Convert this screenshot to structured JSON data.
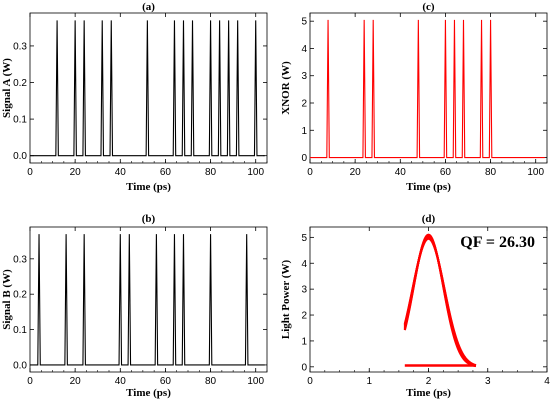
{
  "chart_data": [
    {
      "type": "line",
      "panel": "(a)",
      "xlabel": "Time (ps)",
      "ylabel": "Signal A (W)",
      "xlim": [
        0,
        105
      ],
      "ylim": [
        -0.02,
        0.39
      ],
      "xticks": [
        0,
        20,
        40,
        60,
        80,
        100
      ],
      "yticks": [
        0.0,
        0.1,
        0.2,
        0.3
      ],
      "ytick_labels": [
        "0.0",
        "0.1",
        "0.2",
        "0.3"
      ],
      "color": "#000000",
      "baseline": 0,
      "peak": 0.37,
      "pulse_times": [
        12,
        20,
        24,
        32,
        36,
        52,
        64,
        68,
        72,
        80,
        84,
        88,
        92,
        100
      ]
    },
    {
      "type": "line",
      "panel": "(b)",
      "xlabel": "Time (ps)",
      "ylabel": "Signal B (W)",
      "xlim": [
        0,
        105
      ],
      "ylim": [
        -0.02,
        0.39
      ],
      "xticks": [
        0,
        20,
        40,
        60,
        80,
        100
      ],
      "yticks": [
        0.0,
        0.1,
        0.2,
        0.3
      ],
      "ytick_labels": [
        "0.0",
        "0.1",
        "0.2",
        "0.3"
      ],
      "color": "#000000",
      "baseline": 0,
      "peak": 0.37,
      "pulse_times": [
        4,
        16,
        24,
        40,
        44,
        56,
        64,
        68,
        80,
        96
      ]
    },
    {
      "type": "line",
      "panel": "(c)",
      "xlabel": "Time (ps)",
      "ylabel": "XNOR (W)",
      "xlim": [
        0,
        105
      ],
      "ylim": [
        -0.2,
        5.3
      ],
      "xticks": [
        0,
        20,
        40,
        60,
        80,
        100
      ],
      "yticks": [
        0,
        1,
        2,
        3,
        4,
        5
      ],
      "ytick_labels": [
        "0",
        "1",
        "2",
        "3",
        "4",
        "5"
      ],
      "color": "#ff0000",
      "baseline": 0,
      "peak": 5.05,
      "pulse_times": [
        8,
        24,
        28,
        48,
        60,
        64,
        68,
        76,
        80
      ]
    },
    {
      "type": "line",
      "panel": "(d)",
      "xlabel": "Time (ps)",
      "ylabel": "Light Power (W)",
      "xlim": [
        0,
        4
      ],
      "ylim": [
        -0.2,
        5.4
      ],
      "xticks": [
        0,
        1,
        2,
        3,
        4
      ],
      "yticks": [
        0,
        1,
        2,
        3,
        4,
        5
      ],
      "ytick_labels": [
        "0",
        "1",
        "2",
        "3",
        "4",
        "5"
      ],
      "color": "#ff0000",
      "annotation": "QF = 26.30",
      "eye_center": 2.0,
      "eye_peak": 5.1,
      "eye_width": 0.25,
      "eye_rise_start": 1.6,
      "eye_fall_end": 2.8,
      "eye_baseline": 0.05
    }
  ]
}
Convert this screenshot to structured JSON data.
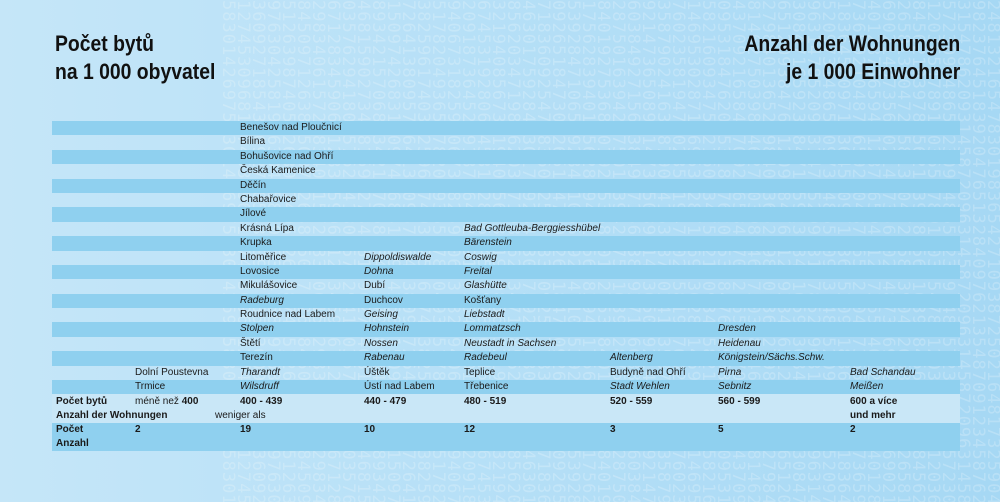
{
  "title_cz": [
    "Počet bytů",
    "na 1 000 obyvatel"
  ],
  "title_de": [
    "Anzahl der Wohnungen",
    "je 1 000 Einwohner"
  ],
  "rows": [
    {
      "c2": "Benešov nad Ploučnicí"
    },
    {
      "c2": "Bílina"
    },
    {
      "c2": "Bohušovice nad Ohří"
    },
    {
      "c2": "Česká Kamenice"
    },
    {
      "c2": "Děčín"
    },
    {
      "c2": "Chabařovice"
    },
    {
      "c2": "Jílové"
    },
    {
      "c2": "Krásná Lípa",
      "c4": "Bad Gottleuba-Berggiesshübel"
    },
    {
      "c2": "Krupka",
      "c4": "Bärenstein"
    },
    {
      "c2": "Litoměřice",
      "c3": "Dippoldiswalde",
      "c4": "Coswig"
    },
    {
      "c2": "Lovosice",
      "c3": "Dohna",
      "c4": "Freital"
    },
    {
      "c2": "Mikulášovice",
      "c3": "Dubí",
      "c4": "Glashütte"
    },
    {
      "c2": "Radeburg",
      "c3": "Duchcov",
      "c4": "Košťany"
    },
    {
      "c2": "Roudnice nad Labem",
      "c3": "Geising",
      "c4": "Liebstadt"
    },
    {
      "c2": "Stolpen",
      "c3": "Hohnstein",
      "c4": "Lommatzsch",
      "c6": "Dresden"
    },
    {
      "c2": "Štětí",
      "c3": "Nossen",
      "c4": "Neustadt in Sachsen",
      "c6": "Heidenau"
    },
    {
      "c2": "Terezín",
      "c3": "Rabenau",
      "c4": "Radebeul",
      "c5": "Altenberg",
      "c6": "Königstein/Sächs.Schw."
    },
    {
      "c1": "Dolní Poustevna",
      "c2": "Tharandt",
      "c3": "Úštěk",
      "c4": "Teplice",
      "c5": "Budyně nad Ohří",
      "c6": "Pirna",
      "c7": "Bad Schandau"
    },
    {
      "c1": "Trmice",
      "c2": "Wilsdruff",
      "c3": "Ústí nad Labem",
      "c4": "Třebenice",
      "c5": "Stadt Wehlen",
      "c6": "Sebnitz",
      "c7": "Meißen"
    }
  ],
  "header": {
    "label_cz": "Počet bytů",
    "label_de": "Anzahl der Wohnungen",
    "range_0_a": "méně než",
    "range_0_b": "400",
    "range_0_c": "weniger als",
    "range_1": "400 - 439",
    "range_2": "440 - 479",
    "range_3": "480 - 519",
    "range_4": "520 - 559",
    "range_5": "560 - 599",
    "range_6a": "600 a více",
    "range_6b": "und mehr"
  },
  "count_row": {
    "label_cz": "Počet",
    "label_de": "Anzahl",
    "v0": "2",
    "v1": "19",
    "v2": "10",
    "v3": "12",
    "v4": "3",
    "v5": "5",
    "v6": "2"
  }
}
==
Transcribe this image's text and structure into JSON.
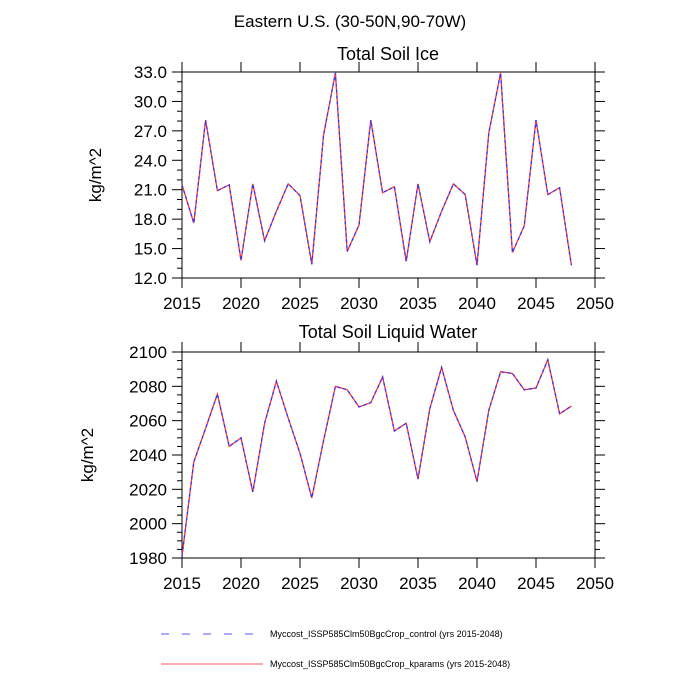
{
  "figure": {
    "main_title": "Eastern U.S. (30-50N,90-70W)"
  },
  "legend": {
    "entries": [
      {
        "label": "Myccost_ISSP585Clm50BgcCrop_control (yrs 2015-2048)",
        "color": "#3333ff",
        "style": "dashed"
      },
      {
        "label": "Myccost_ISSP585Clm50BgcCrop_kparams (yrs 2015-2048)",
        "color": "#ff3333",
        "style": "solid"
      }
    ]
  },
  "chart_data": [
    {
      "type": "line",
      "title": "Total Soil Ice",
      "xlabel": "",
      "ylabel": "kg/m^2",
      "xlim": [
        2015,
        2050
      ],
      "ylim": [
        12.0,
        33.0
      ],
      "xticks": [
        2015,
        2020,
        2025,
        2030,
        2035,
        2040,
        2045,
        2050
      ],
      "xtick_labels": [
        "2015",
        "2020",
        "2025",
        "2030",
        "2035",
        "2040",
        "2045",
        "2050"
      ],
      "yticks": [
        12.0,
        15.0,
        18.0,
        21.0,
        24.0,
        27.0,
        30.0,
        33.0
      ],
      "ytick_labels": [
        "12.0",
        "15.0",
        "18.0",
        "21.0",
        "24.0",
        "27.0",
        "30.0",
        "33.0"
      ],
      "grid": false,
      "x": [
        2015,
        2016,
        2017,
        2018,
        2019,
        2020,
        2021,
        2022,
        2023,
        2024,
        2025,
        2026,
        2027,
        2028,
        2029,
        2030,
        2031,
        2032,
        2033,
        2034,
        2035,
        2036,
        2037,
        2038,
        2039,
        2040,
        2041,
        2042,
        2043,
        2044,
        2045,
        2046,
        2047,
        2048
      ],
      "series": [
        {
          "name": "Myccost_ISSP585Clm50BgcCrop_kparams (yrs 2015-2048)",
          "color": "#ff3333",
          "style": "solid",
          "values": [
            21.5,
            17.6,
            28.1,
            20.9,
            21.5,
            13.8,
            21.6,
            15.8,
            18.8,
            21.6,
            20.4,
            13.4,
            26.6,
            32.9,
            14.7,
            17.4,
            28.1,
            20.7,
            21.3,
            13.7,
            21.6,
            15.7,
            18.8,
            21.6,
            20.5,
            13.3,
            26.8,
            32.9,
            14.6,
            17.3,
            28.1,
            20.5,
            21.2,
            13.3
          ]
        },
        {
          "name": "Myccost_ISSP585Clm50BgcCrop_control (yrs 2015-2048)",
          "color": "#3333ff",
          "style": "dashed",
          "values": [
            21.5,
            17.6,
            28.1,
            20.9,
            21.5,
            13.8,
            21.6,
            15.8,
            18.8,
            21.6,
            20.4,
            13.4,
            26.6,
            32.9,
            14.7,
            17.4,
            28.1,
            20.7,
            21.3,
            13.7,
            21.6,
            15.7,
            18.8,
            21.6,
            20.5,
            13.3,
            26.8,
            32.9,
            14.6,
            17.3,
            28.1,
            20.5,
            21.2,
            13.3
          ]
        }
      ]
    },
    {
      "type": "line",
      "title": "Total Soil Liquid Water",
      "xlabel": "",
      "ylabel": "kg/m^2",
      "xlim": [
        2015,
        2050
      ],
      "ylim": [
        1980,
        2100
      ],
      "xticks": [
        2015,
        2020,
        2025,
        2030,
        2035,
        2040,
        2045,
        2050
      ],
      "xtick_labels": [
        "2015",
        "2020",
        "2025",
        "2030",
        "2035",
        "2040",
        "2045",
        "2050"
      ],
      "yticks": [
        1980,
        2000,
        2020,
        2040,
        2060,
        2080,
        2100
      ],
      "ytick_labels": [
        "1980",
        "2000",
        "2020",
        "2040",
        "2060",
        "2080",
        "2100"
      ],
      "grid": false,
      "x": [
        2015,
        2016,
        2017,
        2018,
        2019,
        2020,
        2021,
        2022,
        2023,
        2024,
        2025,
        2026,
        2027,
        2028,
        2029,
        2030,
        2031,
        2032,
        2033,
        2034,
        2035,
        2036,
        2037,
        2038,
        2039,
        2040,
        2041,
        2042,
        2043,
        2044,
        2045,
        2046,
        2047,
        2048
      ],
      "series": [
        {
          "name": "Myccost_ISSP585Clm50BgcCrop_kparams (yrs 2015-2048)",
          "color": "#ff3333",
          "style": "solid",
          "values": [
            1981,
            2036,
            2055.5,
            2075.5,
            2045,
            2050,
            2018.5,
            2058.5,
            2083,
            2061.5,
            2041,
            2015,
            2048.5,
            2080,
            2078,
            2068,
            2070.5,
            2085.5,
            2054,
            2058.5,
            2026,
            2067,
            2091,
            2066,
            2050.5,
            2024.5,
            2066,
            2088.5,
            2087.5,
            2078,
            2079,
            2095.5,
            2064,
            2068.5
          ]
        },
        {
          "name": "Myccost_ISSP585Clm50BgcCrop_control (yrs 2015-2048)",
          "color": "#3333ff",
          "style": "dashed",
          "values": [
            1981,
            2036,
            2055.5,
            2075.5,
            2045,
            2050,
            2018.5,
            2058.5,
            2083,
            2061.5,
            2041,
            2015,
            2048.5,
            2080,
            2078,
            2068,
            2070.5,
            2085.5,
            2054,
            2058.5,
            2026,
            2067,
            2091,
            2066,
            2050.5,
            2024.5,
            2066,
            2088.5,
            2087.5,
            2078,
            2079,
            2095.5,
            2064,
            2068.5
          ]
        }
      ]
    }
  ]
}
...
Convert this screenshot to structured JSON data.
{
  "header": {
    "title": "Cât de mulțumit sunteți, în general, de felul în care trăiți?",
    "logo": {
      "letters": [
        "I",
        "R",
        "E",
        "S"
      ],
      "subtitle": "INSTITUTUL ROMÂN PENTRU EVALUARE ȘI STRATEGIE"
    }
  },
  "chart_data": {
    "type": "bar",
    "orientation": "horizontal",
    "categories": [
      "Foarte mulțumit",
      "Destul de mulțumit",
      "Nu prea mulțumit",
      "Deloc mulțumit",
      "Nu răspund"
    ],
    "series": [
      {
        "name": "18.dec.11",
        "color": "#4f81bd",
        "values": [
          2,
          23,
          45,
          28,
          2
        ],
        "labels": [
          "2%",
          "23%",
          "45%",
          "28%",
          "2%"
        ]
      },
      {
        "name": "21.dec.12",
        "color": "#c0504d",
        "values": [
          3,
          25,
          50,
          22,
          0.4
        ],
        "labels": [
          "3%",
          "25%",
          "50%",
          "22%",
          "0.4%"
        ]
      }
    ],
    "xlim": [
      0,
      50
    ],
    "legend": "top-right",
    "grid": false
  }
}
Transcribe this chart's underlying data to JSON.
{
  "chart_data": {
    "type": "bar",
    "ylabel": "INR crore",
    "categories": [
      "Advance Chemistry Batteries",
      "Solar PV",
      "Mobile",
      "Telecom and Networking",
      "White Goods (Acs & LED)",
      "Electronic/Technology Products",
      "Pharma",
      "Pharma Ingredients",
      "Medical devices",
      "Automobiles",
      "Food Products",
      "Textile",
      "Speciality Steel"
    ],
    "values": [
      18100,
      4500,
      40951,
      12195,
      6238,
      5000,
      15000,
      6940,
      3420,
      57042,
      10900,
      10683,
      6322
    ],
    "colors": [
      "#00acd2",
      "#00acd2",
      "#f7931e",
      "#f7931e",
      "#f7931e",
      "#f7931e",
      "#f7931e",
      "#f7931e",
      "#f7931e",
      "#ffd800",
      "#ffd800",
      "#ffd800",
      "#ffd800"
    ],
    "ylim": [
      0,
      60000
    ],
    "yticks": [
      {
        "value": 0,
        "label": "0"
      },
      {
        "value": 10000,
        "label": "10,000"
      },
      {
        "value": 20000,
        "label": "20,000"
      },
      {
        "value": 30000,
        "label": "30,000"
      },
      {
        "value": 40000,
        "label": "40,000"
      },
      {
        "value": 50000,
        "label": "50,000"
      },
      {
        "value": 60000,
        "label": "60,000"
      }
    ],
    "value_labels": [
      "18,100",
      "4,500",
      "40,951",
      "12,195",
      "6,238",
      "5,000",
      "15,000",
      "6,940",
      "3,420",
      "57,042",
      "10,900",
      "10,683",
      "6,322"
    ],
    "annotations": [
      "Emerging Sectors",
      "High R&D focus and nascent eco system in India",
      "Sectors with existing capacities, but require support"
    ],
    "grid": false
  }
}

◆ TO BE DONE ◆
Using the entries above, return each line that includes the word "Total".

◆ TASK RESPONSE ◆
      "title": "Total Soil Ice",
      "title": "Total Soil Liquid Water",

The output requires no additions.